- _Page_:
**********
HDR monitors are here, but don’t get your wallet out yet

HDR monitors are here, but don’t get your wallet out yet

HDR. These three letters, which stand for “high dynamic range,” are the key technology you need to look for when buying a new television. HDR is, as we’ve explained in the past, a huge leap forward, perhaps even surpassing 4K in importance.

You can understand then why we were stoked to see HDR monitors appear this year. Monitors still lag HDTVs in image quality by no small margin, so it was great to see a key feature of cutting-edge TVs appear in monitors. But, as it turns out, the feature’s not all it should be.

The monitors themselves are partly to blame. Monitors have always been a step behind the image quality of televisions — and that hasn’t changed. Even the best monitors, like the Samsung CF791 and LG 32UD99-W, struggle to exceed a contrast ratio of 2000:1 or a maximum luminance above 500 nits. That does allow for some improvement, as standard dynamic range (SDR) content loses detail above about 200 nits, but the best HDTVs can exceed well over 1,000 nits.

You can see the difference with ease. HDR-mastered content shows more detail on an HDR monitor, but bright scenes can still appear as sheets of white. A good HDTV will tease out details these monitors can’t handle.
**********
- _Records shown_:
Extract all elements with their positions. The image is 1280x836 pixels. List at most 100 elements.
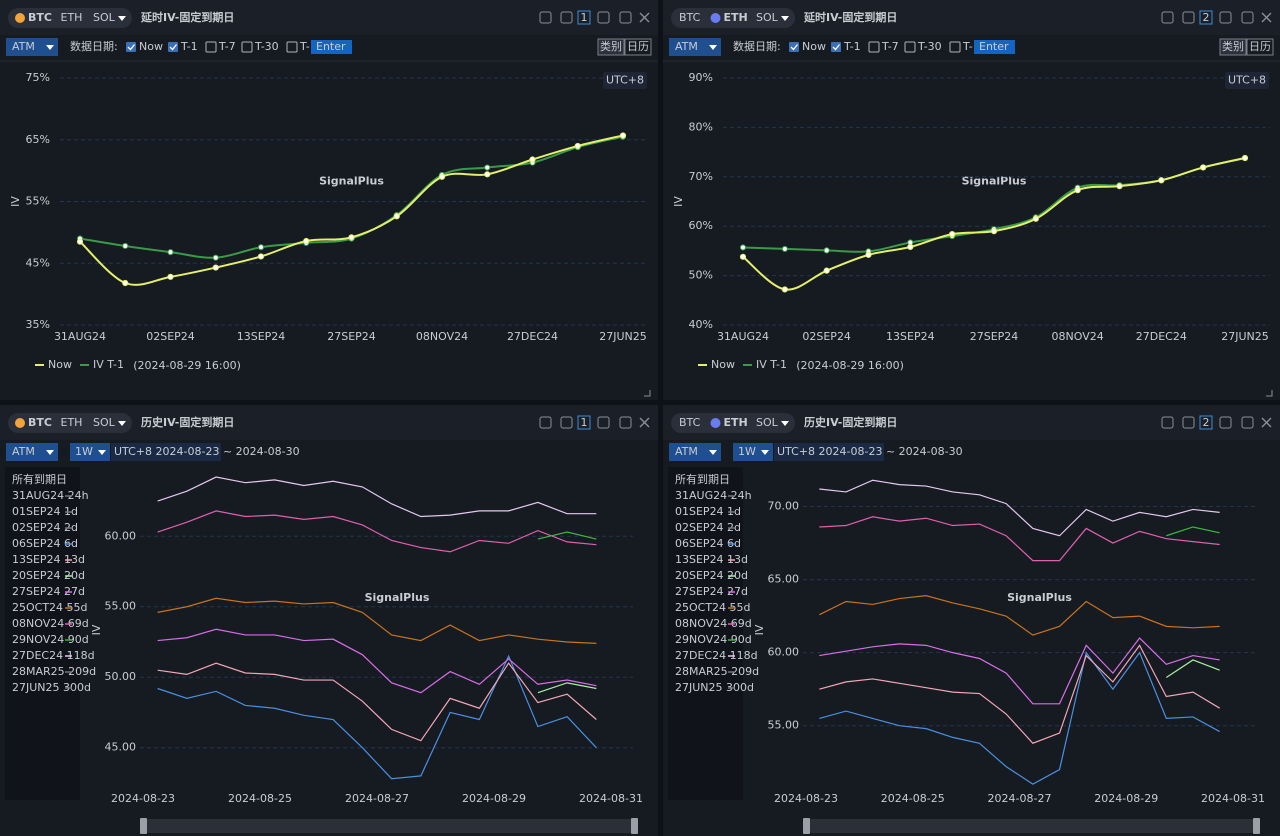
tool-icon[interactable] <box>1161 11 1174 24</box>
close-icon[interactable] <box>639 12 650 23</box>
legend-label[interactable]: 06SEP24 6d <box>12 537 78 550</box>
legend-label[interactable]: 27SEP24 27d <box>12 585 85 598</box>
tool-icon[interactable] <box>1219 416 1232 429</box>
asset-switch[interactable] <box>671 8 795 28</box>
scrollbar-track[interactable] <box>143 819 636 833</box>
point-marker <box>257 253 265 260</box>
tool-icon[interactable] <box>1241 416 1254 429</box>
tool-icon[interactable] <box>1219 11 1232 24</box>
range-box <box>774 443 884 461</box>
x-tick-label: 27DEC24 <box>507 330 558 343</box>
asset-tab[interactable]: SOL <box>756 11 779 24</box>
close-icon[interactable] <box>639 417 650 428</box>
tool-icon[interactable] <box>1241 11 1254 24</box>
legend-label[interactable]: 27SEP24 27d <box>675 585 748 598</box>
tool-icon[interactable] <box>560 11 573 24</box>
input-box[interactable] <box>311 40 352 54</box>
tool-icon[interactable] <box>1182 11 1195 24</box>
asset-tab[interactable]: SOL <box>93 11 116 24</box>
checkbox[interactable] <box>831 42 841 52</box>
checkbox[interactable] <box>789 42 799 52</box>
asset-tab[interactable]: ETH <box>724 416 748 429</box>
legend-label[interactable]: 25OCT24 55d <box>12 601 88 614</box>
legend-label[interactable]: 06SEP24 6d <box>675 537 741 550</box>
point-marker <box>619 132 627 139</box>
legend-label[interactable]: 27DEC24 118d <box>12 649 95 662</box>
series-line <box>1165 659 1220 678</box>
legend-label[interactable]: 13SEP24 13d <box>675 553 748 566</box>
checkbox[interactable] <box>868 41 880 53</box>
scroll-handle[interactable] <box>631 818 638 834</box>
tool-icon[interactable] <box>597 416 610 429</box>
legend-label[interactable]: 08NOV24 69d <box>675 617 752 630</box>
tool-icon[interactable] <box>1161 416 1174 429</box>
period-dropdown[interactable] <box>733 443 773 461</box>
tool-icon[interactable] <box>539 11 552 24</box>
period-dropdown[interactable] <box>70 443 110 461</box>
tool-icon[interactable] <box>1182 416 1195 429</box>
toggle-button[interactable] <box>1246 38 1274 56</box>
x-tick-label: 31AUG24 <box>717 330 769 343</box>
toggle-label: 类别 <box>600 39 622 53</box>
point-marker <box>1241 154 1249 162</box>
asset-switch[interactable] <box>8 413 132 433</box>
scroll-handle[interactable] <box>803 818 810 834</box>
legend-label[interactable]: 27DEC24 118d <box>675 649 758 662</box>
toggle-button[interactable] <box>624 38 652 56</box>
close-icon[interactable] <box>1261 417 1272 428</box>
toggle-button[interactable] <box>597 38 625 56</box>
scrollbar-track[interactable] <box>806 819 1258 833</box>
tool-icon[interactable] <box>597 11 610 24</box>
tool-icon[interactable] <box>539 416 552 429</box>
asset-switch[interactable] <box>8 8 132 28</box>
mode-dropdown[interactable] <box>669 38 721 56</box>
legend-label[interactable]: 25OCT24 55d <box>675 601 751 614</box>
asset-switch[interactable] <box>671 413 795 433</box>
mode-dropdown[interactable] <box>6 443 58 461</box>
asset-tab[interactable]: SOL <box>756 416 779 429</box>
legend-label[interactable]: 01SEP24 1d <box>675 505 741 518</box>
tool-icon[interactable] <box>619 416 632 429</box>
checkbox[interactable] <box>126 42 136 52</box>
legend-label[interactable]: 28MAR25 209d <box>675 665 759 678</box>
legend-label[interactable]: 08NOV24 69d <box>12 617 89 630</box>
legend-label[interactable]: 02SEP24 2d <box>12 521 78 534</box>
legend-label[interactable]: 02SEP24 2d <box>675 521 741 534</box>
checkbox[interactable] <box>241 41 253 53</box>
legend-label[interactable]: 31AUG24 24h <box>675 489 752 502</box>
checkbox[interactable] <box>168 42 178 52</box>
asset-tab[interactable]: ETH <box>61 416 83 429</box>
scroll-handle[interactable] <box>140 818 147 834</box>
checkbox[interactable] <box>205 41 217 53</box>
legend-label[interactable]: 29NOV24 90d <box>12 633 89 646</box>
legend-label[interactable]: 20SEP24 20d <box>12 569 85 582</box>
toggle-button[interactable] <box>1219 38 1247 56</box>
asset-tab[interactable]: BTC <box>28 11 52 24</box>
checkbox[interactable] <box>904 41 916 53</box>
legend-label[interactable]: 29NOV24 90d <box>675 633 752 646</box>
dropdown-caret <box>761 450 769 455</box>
**********
- _Brief 1_: Do the following statements agree with the HDR monitor article? Answer yes or no for each, and quote the article's words that decide it. (a) The best HDTVs can exceed well over 1,000 nits. (b) Monitors now match HDTVs in image quality. (c) Standard dynamic range content loses detail above about 500 nits.
- _Brief 2_: From the entries, copy out the lines beginning with the line that contains "tool-icon[interactable] <box>1161 11" and continuing through the line that contains "asset-tab[interactable]: ETH <box>724".

- _Reply 1_:
(a) Yes: "the best HDTVs can exceed well over 1,000 nits."
(b) No: "Monitors still lag HDTVs in image quality by no small margin"
(c) No: "standard dynamic range (SDR) content loses detail above about 200 nits"

- _Reply 2_:
tool-icon[interactable] <box>1161 11 1174 24</box>
close-icon[interactable] <box>639 12 650 23</box>
legend-label[interactable]: 06SEP24 6d <box>12 537 78 550</box>
legend-label[interactable]: 27SEP24 27d <box>12 585 85 598</box>
tool-icon[interactable] <box>1219 416 1232 429</box>
asset-switch[interactable] <box>671 8 795 28</box>
scrollbar-track[interactable] <box>143 819 636 833</box>
point-marker <box>257 253 265 260</box>
tool-icon[interactable] <box>1241 416 1254 429</box>
tool-icon[interactable] <box>1219 11 1232 24</box>
range-box <box>774 443 884 461</box>
x-tick-label: 27DEC24 <box>507 330 558 343</box>
asset-tab[interactable]: SOL <box>756 11 779 24</box>
close-icon[interactable] <box>639 417 650 428</box>
tool-icon[interactable] <box>1241 11 1254 24</box>
legend-label[interactable]: 27SEP24 27d <box>675 585 748 598</box>
tool-icon[interactable] <box>560 11 573 24</box>
input-box[interactable] <box>311 40 352 54</box>
tool-icon[interactable] <box>1182 11 1195 24</box>
asset-tab[interactable]: SOL <box>93 11 116 24</box>
checkbox[interactable] <box>831 42 841 52</box>
checkbox[interactable] <box>789 42 799 52</box>
asset-tab[interactable]: ETH <box>724 416 748 429</box>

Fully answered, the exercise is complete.